Given request:
Show every line in the records below that contains the word "amet".

━━━━━━━━

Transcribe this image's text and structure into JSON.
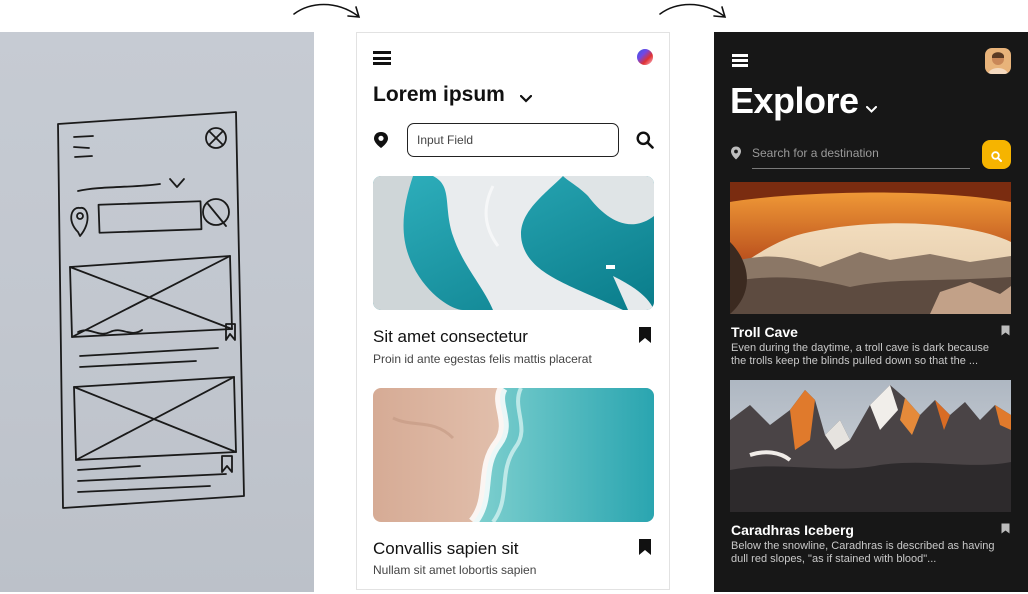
{
  "wireframe": {
    "title": "Lorem ipsum",
    "search": {
      "placeholder": "Input Field"
    },
    "cards": [
      {
        "title": "Sit amet consectetur",
        "subtitle": "Proin id ante egestas felis mattis placerat"
      },
      {
        "title": "Convallis sapien sit",
        "subtitle": "Nullam sit amet lobortis sapien"
      }
    ]
  },
  "mockup": {
    "title": "Explore",
    "search": {
      "placeholder": "Search for a destination"
    },
    "accent": "#f6b400",
    "background": "#171717",
    "cards": [
      {
        "title": "Troll Cave",
        "description": "Even during the daytime, a troll cave is dark because the trolls keep the blinds pulled down so that the ..."
      },
      {
        "title": "Caradhras Iceberg",
        "description": "Below the snowline, Caradhras is described as having dull red slopes, \"as if stained with blood\"..."
      }
    ]
  },
  "icons": {
    "menu": "hamburger-icon",
    "location": "map-pin-icon",
    "search": "search-icon",
    "bookmark": "bookmark-icon",
    "dropdown": "chevron-down-icon"
  }
}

━━━━━━━━

Full response:
        "title": "Sit amet consectetur",
        "subtitle": "Nullam sit amet lobortis sapien"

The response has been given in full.